Items from a figure collection
******

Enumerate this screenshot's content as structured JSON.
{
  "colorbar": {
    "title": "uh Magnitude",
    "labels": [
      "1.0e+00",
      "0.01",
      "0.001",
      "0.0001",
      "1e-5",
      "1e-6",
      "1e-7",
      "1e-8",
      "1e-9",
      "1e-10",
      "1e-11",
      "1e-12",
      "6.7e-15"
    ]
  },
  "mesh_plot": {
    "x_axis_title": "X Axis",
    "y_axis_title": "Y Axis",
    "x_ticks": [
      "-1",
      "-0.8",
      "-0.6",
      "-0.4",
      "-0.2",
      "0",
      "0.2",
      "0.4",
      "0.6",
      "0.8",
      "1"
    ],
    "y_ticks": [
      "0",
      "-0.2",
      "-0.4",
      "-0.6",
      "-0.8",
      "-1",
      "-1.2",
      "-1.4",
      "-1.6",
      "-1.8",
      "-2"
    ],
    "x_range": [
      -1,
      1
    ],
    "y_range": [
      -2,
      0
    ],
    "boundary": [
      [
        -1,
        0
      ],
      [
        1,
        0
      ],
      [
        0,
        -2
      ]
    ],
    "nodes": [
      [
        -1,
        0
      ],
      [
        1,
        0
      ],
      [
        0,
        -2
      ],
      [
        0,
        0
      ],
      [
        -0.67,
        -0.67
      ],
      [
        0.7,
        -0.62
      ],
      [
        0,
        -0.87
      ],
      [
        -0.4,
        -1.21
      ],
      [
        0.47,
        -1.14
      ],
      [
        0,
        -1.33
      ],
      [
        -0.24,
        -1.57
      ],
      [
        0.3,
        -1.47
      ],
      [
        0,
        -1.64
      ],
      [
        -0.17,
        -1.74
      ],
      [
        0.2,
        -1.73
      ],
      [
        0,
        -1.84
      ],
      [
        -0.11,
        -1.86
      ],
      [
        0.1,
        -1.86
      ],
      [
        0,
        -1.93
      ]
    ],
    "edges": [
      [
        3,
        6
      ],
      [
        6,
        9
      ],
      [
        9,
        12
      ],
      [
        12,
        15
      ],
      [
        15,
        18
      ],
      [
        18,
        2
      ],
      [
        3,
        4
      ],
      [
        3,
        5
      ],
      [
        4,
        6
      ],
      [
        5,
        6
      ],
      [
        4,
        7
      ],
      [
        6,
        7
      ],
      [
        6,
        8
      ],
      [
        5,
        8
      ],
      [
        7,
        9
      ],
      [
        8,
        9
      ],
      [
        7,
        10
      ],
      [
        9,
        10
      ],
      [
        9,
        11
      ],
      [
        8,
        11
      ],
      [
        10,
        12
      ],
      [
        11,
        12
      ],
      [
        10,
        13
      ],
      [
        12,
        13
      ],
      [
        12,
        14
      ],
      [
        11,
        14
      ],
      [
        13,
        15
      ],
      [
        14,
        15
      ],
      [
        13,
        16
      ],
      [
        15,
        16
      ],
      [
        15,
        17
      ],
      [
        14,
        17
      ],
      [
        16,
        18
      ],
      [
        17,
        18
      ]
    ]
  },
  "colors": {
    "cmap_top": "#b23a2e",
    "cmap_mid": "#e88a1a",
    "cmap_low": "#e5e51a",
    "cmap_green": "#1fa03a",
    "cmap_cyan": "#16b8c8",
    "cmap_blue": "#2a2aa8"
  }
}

******

_TASK DETAILS_
Produce an exact copy of the whole listing.

_THE SOLUTION_
Enumerate this screenshot's content as structured JSON.
{
  "colorbar": {
    "title": "uh Magnitude",
    "labels": [
      "1.0e+00",
      "0.01",
      "0.001",
      "0.0001",
      "1e-5",
      "1e-6",
      "1e-7",
      "1e-8",
      "1e-9",
      "1e-10",
      "1e-11",
      "1e-12",
      "6.7e-15"
    ]
  },
  "mesh_plot": {
    "x_axis_title": "X Axis",
    "y_axis_title": "Y Axis",
    "x_ticks": [
      "-1",
      "-0.8",
      "-0.6",
      "-0.4",
      "-0.2",
      "0",
      "0.2",
      "0.4",
      "0.6",
      "0.8",
      "1"
    ],
    "y_ticks": [
      "0",
      "-0.2",
      "-0.4",
      "-0.6",
      "-0.8",
      "-1",
      "-1.2",
      "-1.4",
      "-1.6",
      "-1.8",
      "-2"
    ],
    "x_range": [
      -1,
      1
    ],
    "y_range": [
      -2,
      0
    ],
    "boundary": [
      [
        -1,
        0
      ],
      [
        1,
        0
      ],
      [
        0,
        -2
      ]
    ],
    "nodes": [
      [
        -1,
        0
      ],
      [
        1,
        0
      ],
      [
        0,
        -2
      ],
      [
        0,
        0
      ],
      [
        -0.67,
        -0.67
      ],
      [
        0.7,
        -0.62
      ],
      [
        0,
        -0.87
      ],
      [
        -0.4,
        -1.21
      ],
      [
        0.47,
        -1.14
      ],
      [
        0,
        -1.33
      ],
      [
        -0.24,
        -1.57
      ],
      [
        0.3,
        -1.47
      ],
      [
        0,
        -1.64
      ],
      [
        -0.17,
        -1.74
      ],
      [
        0.2,
        -1.73
      ],
      [
        0,
        -1.84
      ],
      [
        -0.11,
        -1.86
      ],
      [
        0.1,
        -1.86
      ],
      [
        0,
        -1.93
      ]
    ],
    "edges": [
      [
        3,
        6
      ],
      [
        6,
        9
      ],
      [
        9,
        12
      ],
      [
        12,
        15
      ],
      [
        15,
        18
      ],
      [
        18,
        2
      ],
      [
        3,
        4
      ],
      [
        3,
        5
      ],
      [
        4,
        6
      ],
      [
        5,
        6
      ],
      [
        4,
        7
      ],
      [
        6,
        7
      ],
      [
        6,
        8
      ],
      [
        5,
        8
      ],
      [
        7,
        9
      ],
      [
        8,
        9
      ],
      [
        7,
        10
      ],
      [
        9,
        10
      ],
      [
        9,
        11
      ],
      [
        8,
        11
      ],
      [
        10,
        12
      ],
      [
        11,
        12
      ],
      [
        10,
        13
      ],
      [
        12,
        13
      ],
      [
        12,
        14
      ],
      [
        11,
        14
      ],
      [
        13,
        15
      ],
      [
        14,
        15
      ],
      [
        13,
        16
      ],
      [
        15,
        16
      ],
      [
        15,
        17
      ],
      [
        14,
        17
      ],
      [
        16,
        18
      ],
      [
        17,
        18
      ]
    ]
  },
  "colors": {
    "cmap_top": "#b23a2e",
    "cmap_mid": "#e88a1a",
    "cmap_low": "#e5e51a",
    "cmap_green": "#1fa03a",
    "cmap_cyan": "#16b8c8",
    "cmap_blue": "#2a2aa8"
  }
}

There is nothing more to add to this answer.